** Given problem **
Pick out every line holding the string "size" and copy it.

** Data listing **
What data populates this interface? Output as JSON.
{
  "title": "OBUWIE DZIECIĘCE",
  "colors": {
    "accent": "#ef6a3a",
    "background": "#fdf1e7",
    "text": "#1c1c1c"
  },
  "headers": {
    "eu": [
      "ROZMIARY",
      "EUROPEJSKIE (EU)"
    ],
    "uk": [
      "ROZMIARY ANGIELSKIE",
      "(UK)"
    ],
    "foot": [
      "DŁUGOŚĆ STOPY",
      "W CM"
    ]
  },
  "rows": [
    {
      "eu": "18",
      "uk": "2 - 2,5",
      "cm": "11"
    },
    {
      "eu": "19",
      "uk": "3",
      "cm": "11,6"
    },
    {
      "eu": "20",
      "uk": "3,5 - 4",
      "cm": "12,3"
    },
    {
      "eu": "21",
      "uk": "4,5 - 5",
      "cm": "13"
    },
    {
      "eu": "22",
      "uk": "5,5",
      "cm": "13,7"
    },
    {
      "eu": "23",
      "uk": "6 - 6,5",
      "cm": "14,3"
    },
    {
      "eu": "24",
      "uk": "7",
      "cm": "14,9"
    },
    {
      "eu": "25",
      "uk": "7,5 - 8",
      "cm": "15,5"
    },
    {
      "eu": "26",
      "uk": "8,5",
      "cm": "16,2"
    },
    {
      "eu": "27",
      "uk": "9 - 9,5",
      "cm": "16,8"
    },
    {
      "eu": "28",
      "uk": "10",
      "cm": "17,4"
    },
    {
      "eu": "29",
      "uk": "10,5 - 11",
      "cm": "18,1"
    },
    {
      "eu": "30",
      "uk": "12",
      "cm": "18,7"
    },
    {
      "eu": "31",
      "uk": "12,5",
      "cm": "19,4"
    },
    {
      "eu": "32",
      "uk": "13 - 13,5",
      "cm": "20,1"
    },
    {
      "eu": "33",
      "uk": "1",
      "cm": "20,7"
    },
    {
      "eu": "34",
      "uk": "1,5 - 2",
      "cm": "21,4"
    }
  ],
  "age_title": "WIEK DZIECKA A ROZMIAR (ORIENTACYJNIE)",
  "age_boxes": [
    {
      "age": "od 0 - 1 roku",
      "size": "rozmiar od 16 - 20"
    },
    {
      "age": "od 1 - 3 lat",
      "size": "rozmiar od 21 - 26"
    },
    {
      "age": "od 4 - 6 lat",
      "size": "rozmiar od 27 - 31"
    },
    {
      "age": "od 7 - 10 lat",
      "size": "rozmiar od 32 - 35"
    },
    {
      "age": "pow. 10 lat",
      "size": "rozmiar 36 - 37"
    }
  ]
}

** Solution to this task **
      "size": "rozmiar od 16 - 20"
      "size": "rozmiar od 21 - 26"
      "size": "rozmiar od 27 - 31"
      "size": "rozmiar od 32 - 35"
      "size": "rozmiar 36 - 37"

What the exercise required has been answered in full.